-- DIRECTIONS --
Would you pull out every line of the material that contains the string "people"?

[Start of THE DATA]

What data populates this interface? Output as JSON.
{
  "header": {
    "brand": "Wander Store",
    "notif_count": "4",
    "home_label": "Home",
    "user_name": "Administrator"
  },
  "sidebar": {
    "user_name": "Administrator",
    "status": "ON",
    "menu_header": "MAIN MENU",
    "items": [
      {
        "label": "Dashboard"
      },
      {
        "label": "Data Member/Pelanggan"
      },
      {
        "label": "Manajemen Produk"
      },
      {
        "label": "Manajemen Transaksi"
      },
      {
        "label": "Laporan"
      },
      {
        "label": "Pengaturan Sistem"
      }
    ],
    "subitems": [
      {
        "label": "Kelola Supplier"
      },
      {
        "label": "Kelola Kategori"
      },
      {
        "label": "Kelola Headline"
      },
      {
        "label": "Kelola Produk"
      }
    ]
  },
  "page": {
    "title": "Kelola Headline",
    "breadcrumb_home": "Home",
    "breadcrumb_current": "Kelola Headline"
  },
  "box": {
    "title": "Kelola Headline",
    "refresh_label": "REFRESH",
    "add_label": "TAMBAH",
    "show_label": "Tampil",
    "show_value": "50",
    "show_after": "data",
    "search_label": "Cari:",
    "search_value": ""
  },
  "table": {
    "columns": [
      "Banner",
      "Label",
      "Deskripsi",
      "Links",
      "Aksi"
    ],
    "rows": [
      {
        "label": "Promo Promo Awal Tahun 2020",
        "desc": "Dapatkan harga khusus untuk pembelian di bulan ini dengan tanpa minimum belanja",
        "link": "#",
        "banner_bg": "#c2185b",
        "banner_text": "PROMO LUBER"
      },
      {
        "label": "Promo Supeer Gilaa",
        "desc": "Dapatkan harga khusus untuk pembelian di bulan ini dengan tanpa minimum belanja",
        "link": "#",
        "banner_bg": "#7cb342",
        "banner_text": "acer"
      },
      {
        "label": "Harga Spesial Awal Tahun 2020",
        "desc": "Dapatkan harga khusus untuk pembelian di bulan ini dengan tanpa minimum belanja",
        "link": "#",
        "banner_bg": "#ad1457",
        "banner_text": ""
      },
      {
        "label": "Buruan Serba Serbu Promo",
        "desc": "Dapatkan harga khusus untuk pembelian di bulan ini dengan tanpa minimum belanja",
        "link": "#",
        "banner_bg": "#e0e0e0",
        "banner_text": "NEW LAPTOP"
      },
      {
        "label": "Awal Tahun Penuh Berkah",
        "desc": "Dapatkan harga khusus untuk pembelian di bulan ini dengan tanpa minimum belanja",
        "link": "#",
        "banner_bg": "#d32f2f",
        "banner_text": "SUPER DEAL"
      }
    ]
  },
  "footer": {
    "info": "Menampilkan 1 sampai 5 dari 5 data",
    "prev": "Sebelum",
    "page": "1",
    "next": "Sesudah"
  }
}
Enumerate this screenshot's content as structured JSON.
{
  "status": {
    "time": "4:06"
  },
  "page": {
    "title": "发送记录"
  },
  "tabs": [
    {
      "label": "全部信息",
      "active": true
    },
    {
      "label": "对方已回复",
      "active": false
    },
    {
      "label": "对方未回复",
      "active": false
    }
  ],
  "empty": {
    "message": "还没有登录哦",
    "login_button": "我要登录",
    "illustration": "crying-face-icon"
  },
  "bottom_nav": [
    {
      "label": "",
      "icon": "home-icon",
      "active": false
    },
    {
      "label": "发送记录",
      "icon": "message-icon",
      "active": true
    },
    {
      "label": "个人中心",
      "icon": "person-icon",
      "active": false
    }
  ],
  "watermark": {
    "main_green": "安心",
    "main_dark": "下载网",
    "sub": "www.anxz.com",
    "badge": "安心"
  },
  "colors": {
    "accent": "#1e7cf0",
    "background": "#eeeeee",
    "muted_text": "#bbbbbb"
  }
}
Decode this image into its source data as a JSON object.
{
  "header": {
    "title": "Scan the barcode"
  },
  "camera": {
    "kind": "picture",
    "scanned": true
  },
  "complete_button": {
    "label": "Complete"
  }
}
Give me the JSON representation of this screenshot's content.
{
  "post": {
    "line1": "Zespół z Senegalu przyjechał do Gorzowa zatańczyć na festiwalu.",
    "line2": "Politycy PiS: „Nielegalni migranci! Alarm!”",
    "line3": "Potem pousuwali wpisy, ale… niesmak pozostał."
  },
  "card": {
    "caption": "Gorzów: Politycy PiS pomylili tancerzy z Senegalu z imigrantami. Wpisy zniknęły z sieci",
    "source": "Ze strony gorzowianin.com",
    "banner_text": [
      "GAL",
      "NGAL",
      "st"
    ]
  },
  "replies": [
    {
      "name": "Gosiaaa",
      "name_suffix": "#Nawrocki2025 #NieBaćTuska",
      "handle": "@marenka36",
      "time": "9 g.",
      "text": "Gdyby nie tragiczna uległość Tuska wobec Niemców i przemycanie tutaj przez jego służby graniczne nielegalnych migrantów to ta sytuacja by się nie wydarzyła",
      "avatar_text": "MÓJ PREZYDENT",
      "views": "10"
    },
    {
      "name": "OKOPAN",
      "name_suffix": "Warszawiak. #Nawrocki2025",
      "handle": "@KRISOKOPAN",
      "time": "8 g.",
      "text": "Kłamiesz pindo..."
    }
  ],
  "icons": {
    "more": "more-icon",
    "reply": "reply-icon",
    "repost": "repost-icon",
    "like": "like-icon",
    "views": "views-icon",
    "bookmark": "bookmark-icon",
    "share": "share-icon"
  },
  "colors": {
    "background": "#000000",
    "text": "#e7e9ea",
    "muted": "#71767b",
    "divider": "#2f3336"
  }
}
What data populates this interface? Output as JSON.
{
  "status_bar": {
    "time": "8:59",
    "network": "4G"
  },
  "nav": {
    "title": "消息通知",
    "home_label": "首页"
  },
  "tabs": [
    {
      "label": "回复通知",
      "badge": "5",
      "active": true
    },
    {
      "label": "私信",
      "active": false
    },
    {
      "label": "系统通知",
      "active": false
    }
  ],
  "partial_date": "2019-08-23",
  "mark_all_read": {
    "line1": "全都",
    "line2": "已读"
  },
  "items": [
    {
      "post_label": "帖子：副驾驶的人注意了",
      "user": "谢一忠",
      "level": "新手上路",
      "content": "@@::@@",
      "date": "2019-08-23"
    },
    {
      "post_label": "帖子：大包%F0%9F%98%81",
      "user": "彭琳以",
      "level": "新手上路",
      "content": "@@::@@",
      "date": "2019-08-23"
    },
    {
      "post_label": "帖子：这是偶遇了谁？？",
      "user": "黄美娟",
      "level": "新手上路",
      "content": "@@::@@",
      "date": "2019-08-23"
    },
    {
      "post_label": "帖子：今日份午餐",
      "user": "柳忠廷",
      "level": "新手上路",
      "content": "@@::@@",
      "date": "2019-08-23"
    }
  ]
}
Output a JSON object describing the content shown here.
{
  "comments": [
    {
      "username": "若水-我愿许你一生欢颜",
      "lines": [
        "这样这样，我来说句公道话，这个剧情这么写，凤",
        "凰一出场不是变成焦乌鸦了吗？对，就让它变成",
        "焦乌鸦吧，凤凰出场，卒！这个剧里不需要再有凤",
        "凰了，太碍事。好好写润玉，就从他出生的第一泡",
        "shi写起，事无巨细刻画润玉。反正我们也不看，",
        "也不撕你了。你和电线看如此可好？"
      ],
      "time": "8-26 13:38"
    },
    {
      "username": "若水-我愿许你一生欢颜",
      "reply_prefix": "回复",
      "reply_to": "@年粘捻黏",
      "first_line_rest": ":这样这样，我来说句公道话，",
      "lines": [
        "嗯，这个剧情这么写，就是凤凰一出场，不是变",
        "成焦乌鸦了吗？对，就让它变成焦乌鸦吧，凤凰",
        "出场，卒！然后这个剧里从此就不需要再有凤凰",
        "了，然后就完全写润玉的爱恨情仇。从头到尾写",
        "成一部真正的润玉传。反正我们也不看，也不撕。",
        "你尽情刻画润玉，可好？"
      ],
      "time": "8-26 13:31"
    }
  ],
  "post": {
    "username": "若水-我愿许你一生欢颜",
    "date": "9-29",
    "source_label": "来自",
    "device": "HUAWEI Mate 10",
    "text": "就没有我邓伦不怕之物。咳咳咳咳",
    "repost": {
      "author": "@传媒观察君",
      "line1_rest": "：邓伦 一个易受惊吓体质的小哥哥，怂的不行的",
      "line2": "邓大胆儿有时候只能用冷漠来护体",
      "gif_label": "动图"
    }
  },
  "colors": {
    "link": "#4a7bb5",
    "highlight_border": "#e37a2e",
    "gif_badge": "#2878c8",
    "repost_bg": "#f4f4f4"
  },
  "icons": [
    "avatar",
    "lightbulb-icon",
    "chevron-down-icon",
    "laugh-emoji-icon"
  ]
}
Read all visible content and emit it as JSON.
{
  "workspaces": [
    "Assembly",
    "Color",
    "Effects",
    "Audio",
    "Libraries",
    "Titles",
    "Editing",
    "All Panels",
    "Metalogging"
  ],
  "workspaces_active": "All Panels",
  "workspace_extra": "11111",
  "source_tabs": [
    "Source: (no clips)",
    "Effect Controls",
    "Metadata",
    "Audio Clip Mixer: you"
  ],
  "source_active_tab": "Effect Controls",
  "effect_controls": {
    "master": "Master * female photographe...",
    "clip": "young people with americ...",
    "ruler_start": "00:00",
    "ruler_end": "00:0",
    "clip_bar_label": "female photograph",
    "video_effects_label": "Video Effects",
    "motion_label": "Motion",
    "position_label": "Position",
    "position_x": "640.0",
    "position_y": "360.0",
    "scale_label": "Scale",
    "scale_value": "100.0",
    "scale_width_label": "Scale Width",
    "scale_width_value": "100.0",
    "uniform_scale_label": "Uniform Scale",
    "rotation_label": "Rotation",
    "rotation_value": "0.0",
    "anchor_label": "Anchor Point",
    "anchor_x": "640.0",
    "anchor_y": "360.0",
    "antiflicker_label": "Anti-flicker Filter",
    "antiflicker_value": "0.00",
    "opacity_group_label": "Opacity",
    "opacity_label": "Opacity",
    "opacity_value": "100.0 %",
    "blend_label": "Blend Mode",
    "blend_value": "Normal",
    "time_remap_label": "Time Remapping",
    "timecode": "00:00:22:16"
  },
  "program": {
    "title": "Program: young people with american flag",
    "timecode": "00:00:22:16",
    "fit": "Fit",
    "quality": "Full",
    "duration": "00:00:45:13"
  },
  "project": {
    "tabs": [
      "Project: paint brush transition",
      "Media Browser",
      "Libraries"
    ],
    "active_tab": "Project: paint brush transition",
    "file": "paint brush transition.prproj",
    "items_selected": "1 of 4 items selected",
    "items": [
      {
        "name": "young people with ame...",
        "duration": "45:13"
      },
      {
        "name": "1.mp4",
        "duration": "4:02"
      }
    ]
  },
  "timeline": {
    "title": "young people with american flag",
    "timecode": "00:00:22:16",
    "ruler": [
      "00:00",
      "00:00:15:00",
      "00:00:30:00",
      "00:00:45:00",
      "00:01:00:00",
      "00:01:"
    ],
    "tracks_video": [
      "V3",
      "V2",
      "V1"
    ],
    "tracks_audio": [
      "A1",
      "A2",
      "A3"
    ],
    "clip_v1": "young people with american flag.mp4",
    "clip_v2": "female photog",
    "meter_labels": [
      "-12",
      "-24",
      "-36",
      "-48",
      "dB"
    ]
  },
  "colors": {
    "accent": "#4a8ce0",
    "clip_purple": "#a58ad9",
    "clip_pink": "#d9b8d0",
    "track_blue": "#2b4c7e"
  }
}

[End of THE DATA]

-- TASK RESULT --
    "clip": "young people with americ...",
    "title": "Program: young people with american flag",
        "name": "young people with ame...",
    "title": "young people with american flag",
    "clip_v1": "young people with american flag.mp4",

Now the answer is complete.